- [EXERCISE]: Every entry below should be printed exactly, without its images.

Dataset items
>>>>>

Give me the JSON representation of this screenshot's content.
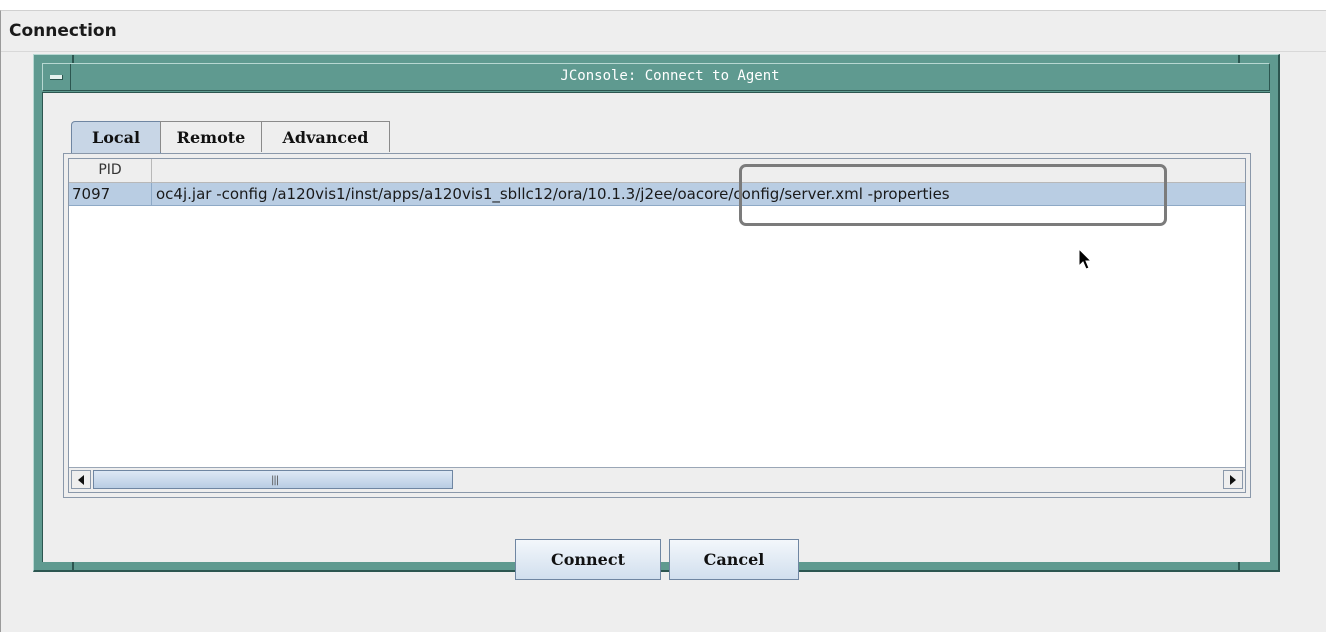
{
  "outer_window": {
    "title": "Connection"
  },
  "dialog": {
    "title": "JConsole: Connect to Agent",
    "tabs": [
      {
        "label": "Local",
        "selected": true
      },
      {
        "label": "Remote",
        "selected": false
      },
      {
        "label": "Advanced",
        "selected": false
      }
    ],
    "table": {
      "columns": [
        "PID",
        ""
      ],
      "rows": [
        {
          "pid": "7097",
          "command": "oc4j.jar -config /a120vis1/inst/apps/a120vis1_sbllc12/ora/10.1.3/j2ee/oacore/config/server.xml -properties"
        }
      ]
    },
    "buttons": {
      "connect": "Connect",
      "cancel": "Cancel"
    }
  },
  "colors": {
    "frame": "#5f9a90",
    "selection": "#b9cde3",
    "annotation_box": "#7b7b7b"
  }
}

<<<<<

- [RESULT OF THE TASK]:
Give me the JSON representation of this screenshot's content.
{
  "outer_window": {
    "title": "Connection"
  },
  "dialog": {
    "title": "JConsole: Connect to Agent",
    "tabs": [
      {
        "label": "Local",
        "selected": true
      },
      {
        "label": "Remote",
        "selected": false
      },
      {
        "label": "Advanced",
        "selected": false
      }
    ],
    "table": {
      "columns": [
        "PID",
        ""
      ],
      "rows": [
        {
          "pid": "7097",
          "command": "oc4j.jar -config /a120vis1/inst/apps/a120vis1_sbllc12/ora/10.1.3/j2ee/oacore/config/server.xml -properties"
        }
      ]
    },
    "buttons": {
      "connect": "Connect",
      "cancel": "Cancel"
    }
  },
  "colors": {
    "frame": "#5f9a90",
    "selection": "#b9cde3",
    "annotation_box": "#7b7b7b"
  }
}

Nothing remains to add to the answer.